The task - Report the number of lines where the string "정식으로" occurs, and write nothing else.

Collected data entries:
##########

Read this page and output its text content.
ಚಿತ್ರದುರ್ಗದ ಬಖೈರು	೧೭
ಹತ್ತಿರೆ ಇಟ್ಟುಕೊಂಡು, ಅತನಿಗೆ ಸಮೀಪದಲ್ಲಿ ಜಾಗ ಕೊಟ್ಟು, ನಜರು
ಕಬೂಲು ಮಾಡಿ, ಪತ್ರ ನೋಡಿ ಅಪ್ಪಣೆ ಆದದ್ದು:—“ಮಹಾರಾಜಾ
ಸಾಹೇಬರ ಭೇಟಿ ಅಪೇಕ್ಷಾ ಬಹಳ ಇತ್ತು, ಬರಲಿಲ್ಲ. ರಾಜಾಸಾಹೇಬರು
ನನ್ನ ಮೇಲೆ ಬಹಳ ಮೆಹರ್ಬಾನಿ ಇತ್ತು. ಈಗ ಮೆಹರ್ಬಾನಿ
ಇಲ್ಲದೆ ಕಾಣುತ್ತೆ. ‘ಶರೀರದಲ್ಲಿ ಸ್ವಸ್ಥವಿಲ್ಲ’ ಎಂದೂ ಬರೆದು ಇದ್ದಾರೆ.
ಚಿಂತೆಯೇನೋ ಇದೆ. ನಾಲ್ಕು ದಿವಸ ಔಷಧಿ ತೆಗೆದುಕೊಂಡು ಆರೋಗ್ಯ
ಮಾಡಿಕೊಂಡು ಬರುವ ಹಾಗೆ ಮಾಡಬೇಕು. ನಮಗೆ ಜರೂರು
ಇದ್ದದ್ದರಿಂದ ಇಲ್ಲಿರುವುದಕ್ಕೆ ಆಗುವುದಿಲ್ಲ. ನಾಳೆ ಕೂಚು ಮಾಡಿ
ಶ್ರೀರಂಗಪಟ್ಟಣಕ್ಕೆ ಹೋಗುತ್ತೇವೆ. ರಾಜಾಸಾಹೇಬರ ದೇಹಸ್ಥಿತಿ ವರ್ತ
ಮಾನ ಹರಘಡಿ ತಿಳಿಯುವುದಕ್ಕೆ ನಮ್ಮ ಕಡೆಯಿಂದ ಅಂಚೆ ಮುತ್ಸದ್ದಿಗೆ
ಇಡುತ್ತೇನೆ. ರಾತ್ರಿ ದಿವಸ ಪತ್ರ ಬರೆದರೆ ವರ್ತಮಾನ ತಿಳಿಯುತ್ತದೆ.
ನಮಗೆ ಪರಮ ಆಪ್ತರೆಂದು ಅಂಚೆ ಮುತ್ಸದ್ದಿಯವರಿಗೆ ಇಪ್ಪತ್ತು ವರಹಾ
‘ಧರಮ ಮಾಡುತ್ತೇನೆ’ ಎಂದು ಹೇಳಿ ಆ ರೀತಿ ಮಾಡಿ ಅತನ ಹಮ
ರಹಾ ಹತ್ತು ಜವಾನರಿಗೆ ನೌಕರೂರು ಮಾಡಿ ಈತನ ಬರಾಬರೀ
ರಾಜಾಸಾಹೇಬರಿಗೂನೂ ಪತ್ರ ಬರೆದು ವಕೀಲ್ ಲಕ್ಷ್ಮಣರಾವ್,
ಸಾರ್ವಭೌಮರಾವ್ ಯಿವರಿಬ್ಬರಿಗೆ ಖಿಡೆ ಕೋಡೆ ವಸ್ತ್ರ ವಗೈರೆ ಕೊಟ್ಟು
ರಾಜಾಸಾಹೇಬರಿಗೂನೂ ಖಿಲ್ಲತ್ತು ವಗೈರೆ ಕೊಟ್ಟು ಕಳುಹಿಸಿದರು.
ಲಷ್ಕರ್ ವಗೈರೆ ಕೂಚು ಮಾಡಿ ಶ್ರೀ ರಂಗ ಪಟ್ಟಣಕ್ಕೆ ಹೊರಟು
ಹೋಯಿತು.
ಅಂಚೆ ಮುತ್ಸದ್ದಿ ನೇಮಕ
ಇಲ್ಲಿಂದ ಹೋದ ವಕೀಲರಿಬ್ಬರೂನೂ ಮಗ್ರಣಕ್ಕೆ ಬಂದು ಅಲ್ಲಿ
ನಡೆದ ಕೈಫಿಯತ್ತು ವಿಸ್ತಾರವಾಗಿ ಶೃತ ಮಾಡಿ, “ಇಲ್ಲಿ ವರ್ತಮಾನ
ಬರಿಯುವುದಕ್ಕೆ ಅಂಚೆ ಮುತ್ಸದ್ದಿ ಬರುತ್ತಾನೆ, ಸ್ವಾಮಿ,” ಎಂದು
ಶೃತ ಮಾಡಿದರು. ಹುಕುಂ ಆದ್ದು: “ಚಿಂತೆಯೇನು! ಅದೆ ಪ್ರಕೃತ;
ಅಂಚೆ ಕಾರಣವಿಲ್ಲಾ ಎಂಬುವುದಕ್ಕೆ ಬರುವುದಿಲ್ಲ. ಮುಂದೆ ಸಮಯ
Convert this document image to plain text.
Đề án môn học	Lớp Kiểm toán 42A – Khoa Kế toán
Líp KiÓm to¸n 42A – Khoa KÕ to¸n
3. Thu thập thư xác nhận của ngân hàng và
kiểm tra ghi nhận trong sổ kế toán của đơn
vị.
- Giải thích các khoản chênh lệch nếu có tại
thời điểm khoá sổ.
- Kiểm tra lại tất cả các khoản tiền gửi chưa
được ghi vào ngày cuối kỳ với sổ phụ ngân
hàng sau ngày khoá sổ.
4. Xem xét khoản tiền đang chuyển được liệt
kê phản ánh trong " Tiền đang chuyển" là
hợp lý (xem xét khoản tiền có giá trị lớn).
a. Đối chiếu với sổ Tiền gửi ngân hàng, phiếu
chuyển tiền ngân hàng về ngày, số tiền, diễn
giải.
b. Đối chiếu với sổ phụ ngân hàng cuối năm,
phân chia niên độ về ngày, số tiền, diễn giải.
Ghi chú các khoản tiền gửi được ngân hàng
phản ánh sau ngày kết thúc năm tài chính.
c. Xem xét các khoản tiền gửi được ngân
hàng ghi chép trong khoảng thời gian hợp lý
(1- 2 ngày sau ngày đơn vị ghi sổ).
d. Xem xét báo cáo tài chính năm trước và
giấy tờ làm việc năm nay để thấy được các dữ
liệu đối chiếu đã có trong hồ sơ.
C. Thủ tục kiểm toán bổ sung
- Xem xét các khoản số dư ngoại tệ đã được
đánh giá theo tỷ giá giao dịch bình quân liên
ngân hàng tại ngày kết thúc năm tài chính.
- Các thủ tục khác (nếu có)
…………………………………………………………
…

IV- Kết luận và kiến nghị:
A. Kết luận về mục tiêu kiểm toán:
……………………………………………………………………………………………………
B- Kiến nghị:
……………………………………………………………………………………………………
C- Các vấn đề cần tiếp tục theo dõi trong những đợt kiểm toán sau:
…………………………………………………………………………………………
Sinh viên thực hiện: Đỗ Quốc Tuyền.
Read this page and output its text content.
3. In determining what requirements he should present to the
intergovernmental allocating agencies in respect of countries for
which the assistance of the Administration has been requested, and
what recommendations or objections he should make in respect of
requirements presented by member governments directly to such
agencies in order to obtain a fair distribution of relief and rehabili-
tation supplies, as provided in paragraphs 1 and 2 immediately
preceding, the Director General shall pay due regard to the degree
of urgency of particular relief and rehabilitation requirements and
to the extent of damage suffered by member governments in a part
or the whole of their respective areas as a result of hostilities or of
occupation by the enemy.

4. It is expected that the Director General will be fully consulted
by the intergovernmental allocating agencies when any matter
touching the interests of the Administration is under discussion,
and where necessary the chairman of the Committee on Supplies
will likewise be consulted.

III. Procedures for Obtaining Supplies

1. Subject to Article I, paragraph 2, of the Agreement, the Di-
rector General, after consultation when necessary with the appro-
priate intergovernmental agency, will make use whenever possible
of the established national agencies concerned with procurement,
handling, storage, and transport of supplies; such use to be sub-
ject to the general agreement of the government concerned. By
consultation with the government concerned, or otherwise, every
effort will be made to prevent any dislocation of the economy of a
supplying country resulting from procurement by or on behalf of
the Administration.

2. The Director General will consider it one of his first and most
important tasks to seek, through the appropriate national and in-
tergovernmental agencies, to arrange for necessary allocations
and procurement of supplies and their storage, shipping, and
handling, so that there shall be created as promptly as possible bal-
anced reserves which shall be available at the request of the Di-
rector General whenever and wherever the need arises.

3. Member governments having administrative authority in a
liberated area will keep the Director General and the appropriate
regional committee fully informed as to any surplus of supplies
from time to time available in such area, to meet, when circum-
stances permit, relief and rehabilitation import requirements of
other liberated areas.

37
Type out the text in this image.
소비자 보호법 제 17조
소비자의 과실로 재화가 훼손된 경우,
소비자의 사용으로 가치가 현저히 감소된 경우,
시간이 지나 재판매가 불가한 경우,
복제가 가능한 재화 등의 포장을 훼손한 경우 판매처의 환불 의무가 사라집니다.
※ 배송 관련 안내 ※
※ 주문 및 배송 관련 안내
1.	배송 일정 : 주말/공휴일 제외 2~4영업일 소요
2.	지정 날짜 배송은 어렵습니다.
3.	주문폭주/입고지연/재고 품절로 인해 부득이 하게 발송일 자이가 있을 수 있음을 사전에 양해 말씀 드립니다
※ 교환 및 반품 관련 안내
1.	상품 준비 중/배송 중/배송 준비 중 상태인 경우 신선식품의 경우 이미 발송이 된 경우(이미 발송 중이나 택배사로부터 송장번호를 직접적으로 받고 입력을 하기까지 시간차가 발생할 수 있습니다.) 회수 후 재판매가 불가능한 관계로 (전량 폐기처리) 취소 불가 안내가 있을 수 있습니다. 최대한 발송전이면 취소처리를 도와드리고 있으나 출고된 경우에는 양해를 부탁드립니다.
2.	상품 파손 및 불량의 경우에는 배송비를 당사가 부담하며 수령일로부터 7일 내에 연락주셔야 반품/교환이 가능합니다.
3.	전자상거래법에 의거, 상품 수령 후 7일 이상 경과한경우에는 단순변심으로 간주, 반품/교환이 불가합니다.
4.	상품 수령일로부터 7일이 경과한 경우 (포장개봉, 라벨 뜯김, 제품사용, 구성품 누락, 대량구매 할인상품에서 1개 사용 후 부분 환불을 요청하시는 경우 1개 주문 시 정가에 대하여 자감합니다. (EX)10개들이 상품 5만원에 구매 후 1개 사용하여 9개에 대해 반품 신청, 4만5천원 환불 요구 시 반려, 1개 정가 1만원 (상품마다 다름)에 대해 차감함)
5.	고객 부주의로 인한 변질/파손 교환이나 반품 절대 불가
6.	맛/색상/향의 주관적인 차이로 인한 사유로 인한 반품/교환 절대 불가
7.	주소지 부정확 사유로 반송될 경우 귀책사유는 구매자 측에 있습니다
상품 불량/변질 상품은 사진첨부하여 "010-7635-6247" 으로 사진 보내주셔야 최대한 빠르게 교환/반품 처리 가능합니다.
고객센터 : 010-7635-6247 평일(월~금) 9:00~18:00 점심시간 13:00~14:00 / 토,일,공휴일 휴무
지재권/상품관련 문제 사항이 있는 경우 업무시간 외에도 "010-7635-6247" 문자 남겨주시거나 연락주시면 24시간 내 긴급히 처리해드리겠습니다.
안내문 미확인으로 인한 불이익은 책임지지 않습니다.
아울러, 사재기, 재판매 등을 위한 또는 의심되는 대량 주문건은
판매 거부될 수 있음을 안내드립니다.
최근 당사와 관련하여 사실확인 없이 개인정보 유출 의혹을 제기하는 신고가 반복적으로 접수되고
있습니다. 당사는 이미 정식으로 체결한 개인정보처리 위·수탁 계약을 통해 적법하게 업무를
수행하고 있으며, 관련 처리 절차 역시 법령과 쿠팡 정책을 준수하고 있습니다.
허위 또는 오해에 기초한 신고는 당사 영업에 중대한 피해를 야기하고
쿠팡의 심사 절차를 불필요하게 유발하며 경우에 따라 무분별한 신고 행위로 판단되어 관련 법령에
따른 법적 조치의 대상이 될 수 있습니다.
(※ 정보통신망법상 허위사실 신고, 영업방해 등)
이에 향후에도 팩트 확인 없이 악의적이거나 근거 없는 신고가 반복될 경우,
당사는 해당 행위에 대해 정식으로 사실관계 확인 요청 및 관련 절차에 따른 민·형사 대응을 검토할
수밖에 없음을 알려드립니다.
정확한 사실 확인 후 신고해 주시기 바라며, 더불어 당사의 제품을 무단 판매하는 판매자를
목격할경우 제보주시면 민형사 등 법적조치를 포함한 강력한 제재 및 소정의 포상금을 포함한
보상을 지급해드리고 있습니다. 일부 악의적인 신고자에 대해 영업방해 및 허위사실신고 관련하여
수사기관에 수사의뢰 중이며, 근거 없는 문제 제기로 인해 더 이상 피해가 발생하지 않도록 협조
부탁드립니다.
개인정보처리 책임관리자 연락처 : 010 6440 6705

##########

Answer for the task - 2